== Exercise data
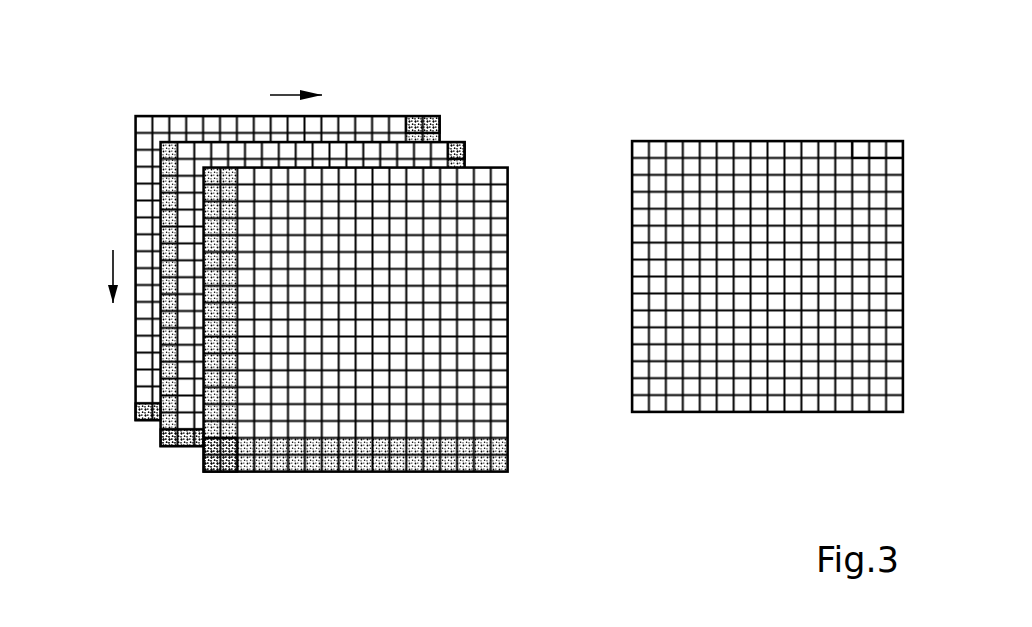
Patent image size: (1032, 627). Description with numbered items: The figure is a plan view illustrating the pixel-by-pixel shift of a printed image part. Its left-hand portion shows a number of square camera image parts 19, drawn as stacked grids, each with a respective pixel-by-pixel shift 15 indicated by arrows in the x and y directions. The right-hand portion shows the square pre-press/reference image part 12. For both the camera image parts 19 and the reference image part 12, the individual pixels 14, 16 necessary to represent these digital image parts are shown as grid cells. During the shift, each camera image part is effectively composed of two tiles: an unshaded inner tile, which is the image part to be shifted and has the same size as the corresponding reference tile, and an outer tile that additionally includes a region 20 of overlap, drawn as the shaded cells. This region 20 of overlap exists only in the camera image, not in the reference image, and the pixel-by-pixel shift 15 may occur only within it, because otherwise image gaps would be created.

The pre-press/reference image part 12 is at (689, 138).
The individual pixels 14 is at (893, 148).
The pixel-by-pixel shift 15 is at (113, 270).
The individual pixels 16 is at (502, 378).
The square camera image parts 19 is at (442, 114).
The region of overlap 20 is at (137, 423).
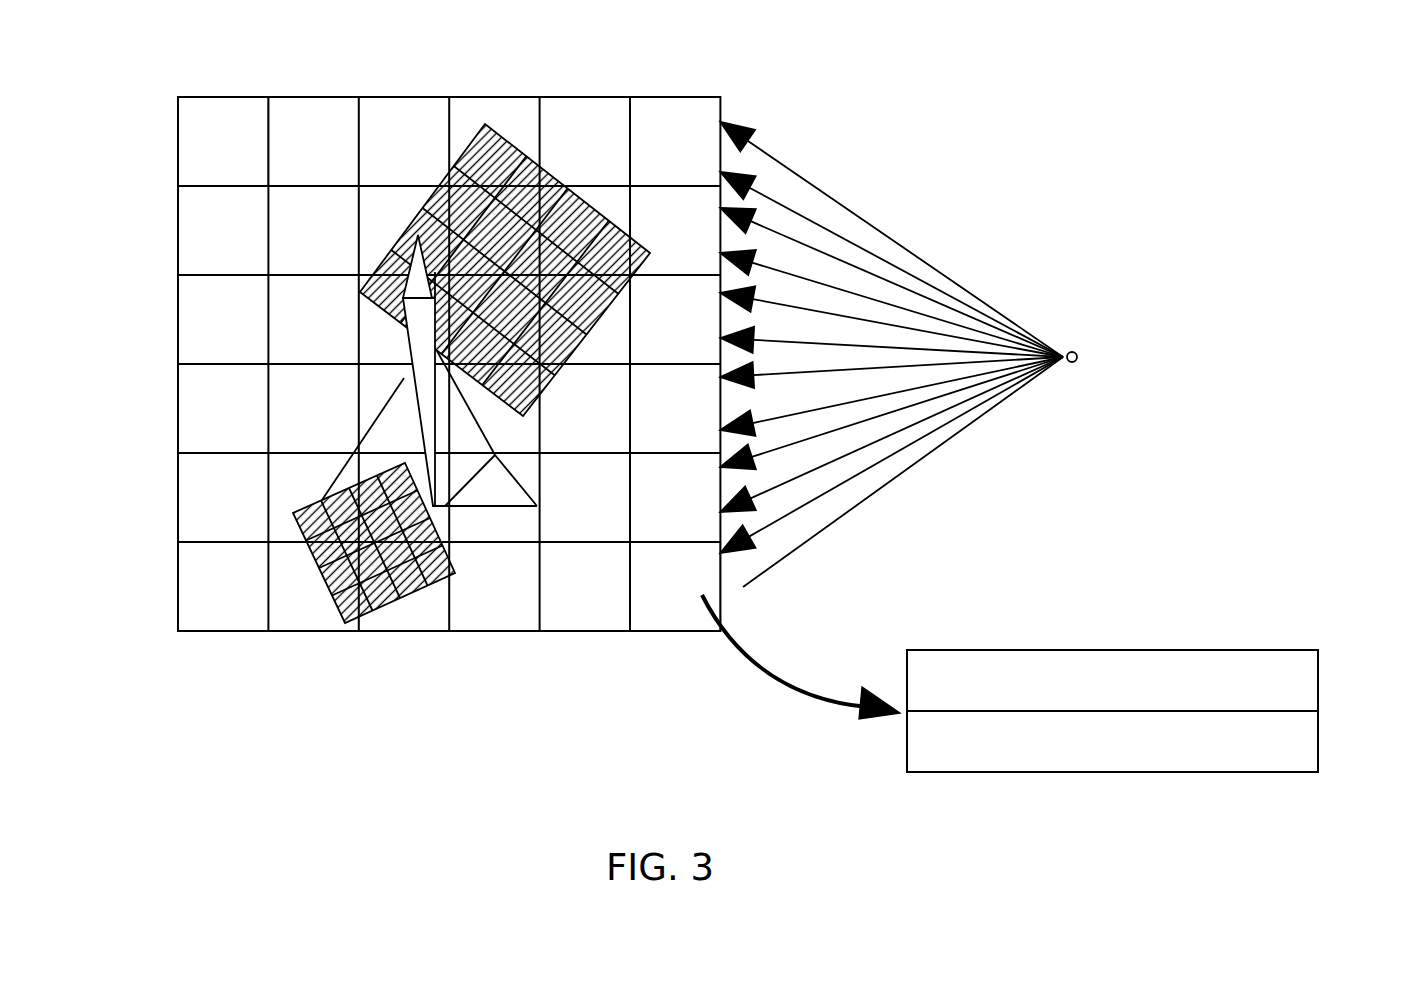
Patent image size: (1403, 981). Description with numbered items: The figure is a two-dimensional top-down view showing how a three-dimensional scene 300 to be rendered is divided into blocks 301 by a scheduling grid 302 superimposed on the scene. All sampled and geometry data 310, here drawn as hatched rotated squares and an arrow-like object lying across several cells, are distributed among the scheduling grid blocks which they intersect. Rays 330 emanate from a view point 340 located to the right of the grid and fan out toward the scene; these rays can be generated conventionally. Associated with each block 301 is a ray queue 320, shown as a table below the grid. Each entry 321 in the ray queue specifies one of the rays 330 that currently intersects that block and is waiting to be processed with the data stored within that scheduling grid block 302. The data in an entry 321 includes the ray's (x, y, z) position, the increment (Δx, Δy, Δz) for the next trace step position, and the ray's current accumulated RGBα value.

The 3D scene 300 is at (404, 367).
The block 301 is at (213, 125).
The scheduling grid 302 is at (178, 146).
The sampled and geometry data 310 is at (487, 495).
The ray queue 320 is at (1155, 675).
The entry 321 is at (1318, 678).
The rays 330 is at (930, 262).
The view point 340 is at (1078, 357).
====
*Prompt:*
Would you set down each line of the data exactly, with no images included?

*Response to the exercise:*
Patent image size: (1032, 627). Description with numbered items: The figure is a plan view illustrating the pixel-by-pixel shift of a printed image part. Its left-hand portion shows a number of square camera image parts 19, drawn as stacked grids, each with a respective pixel-by-pixel shift 15 indicated by arrows in the x and y directions. The right-hand portion shows the square pre-press/reference image part 12. For both the camera image parts 19 and the reference image part 12, the individual pixels 14, 16 necessary to represent these digital image parts are shown as grid cells. During the shift, each camera image part is effectively composed of two tiles: an unshaded inner tile, which is the image part to be shifted and has the same size as the corresponding reference tile, and an outer tile that additionally includes a region 20 of overlap, drawn as the shaded cells. This region 20 of overlap exists only in the camera image, not in the reference image, and the pixel-by-pixel shift 15 may occur only within it, because otherwise image gaps would be created.

The pre-press/reference image part 12 is at (689, 138).
The individual pixels 14 is at (893, 148).
The pixel-by-pixel shift 15 is at (113, 270).
The individual pixels 16 is at (502, 378).
The square camera image parts 19 is at (442, 114).
The region of overlap 20 is at (137, 423).
Patent image size: (1403, 981). Description with numbered items: The figure is a two-dimensional top-down view showing how a three-dimensional scene 300 to be rendered is divided into blocks 301 by a scheduling grid 302 superimposed on the scene. All sampled and geometry data 310, here drawn as hatched rotated squares and an arrow-like object lying across several cells, are distributed among the scheduling grid blocks which they intersect. Rays 330 emanate from a view point 340 located to the right of the grid and fan out toward the scene; these rays can be generated conventionally. Associated with each block 301 is a ray queue 320, shown as a table below the grid. Each entry 321 in the ray queue specifies one of the rays 330 that currently intersects that block and is waiting to be processed with the data stored within that scheduling grid block 302. The data in an entry 321 includes the ray's (x, y, z) position, the increment (Δx, Δy, Δz) for the next trace step position, and the ray's current accumulated RGBα value.

The 3D scene 300 is at (404, 367).
The block 301 is at (213, 125).
The scheduling grid 302 is at (178, 146).
The sampled and geometry data 310 is at (487, 495).
The ray queue 320 is at (1155, 675).
The entry 321 is at (1318, 678).
The rays 330 is at (930, 262).
The view point 340 is at (1078, 357).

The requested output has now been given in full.